Instructions for the task: Images do not belong in the copy. Retype all the entries below exactly.

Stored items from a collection
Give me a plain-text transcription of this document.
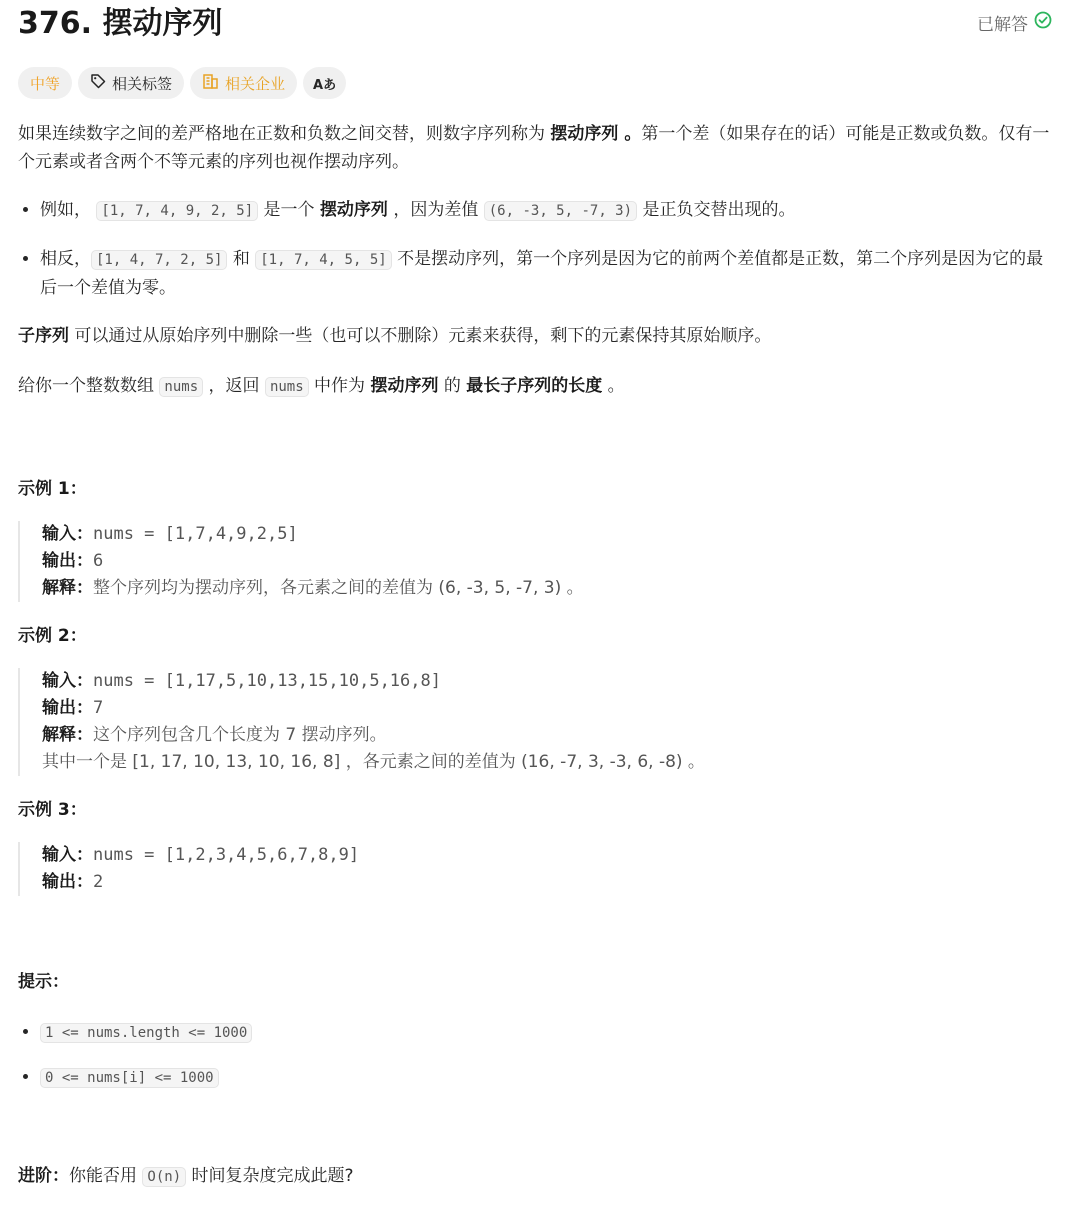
376. 摆动序列	已解答
中等	相关标签	相关企业 Aあ

如果连续数字之间的差严格地在正数和负数之间交替，则数字序列称为 摆动序列 。第一个差（如果存在的话）可能是正数或负数。仅有一个元素或者含两个不等元素的序列也视作摆动序列。

• 例如， [1, 7, 4, 9, 2, 5] 是一个 摆动序列 ，因为差值 (6, -3, 5, -7, 3) 是正负交替出现的。
• 相反， [1, 4, 7, 2, 5] 和 [1, 7, 4, 5, 5] 不是摆动序列，第一个序列是因为它的前两个差值都是正数，第二个序列是因为它的最后一个差值为零。

子序列 可以通过从原始序列中删除一些（也可以不删除）元素来获得，剩下的元素保持其原始顺序。

给你一个整数数组 nums ，返回 nums 中作为 摆动序列 的 最长子序列的长度 。

示例 1：

输入：nums = [1,7,4,9,2,5]
输出：6
解释：整个序列均为摆动序列，各元素之间的差值为 (6, -3, 5, -7, 3) 。

示例 2：

输入：nums = [1,17,5,10,13,15,10,5,16,8]
输出：7
解释：这个序列包含几个长度为 7 摆动序列。
其中一个是 [1, 17, 10, 13, 10, 16, 8] ，各元素之间的差值为 (16, -7, 3, -3, 6, -8) 。

示例 3：

输入：nums = [1,2,3,4,5,6,7,8,9]
输出：2

提示：

• 1 <= nums.length <= 1000
• 0 <= nums[i] <= 1000

进阶：你能否用 O(n) 时间复杂度完成此题?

The reply:
Give me a plain-text transcription of this document.
376. 摆动序列	已解答
中等	相关标签	相关企业 Aあ

如果连续数字之间的差严格地在正数和负数之间交替，则数字序列称为 摆动序列 。第一个差（如果存在的话）可能是正数或负数。仅有一个元素或者含两个不等元素的序列也视作摆动序列。

• 例如， [1, 7, 4, 9, 2, 5] 是一个 摆动序列 ，因为差值 (6, -3, 5, -7, 3) 是正负交替出现的。
• 相反， [1, 4, 7, 2, 5] 和 [1, 7, 4, 5, 5] 不是摆动序列，第一个序列是因为它的前两个差值都是正数，第二个序列是因为它的最后一个差值为零。

子序列 可以通过从原始序列中删除一些（也可以不删除）元素来获得，剩下的元素保持其原始顺序。

给你一个整数数组 nums ，返回 nums 中作为 摆动序列 的 最长子序列的长度 。

示例 1：

输入：nums = [1,7,4,9,2,5]
输出：6
解释：整个序列均为摆动序列，各元素之间的差值为 (6, -3, 5, -7, 3) 。

示例 2：

输入：nums = [1,17,5,10,13,15,10,5,16,8]
输出：7
解释：这个序列包含几个长度为 7 摆动序列。
其中一个是 [1, 17, 10, 13, 10, 16, 8] ，各元素之间的差值为 (16, -7, 3, -3, 6, -8) 。

示例 3：

输入：nums = [1,2,3,4,5,6,7,8,9]
输出：2

提示：

• 1 <= nums.length <= 1000
• 0 <= nums[i] <= 1000

进阶：你能否用 O(n) 时间复杂度完成此题?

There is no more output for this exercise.